Instruction →
Repeat the material verbatim and drop the pictures.
#### Material provided ####
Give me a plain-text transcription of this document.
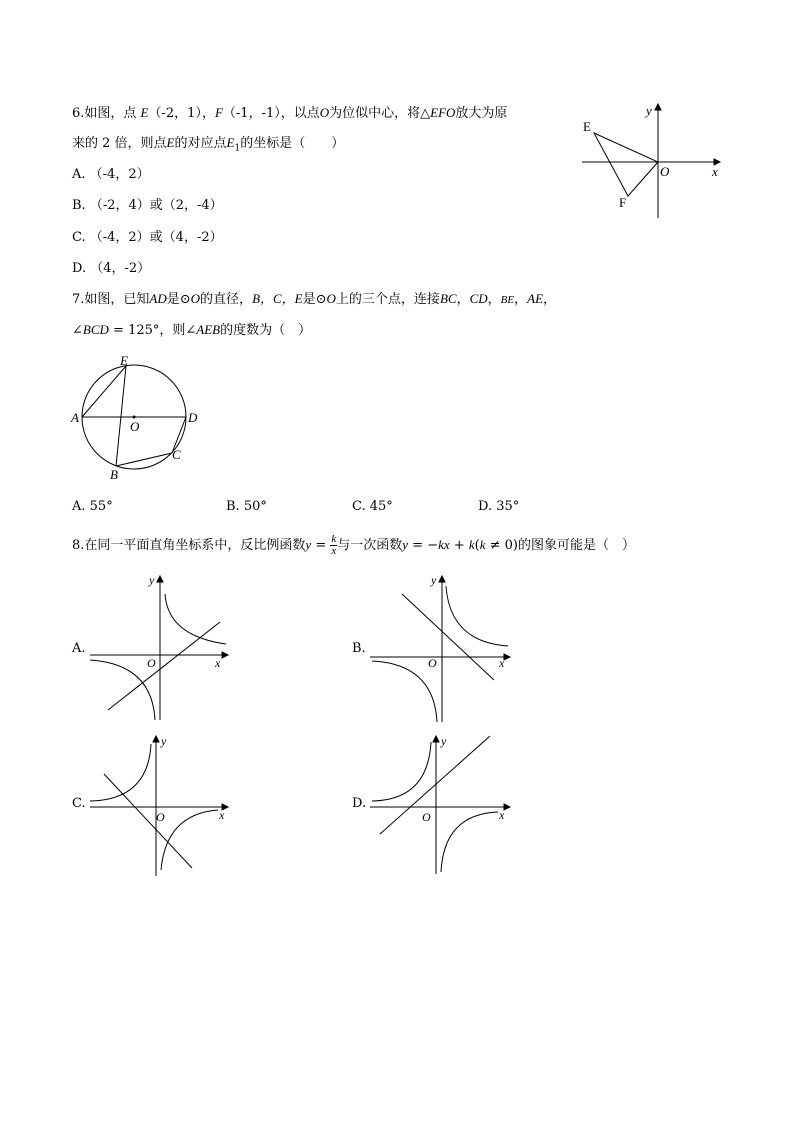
6.如图，点 E（-2，1），F（-1，-1），以点O为位似中心，将△EFO放大为原
来的 2 倍，则点E的对应点$E_1$的坐标是（　　）
A. （-4，2）
B. （-2，4）或（2，-4）
C. （-4，2）或（4，-2）
D. （4，-2）
E
F
O	x
y
7.如图，已知AD是⊙O的直径，B，C，E是⊙O上的三个点，连接BC，CD，BE，AE，
∠BCD = 125°，则∠AEB的度数为（　）
E
A	D
O
C
B
A. 55°	B. 50°	C. 45°	D. 35°
8.在同一平面直角坐标系中，反比例函数$y = \frac{k}{x}$ 与一次函数y = −kx + k(k ≠ 0)的图象可能是（　）
A.
y
O	x
B.
y
O	x
C.
y
O	x
D.
y
O	x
####
Result of this task →
Give me a plain-text transcription of this document.
6.如图，点 E（-2，1），F（-1，-1），以点O为位似中心，将△EFO放大为原
来的 2 倍，则点E的对应点$E_1$的坐标是（　　）
A. （-4，2）
B. （-2，4）或（2，-4）
C. （-4，2）或（4，-2）
D. （4，-2）
E
F
O	x
y
7.如图，已知AD是⊙O的直径，B，C，E是⊙O上的三个点，连接BC，CD，BE，AE，
∠BCD = 125°，则∠AEB的度数为（　）
E
A	D
O
C
B
A. 55°	B. 50°	C. 45°	D. 35°
8.在同一平面直角坐标系中，反比例函数$y = \frac{k}{x}$ 与一次函数y = −kx + k(k ≠ 0)的图象可能是（　）
A.
y
O	x
B.
y
O	x
C.
y
O	x
D.
y
O	x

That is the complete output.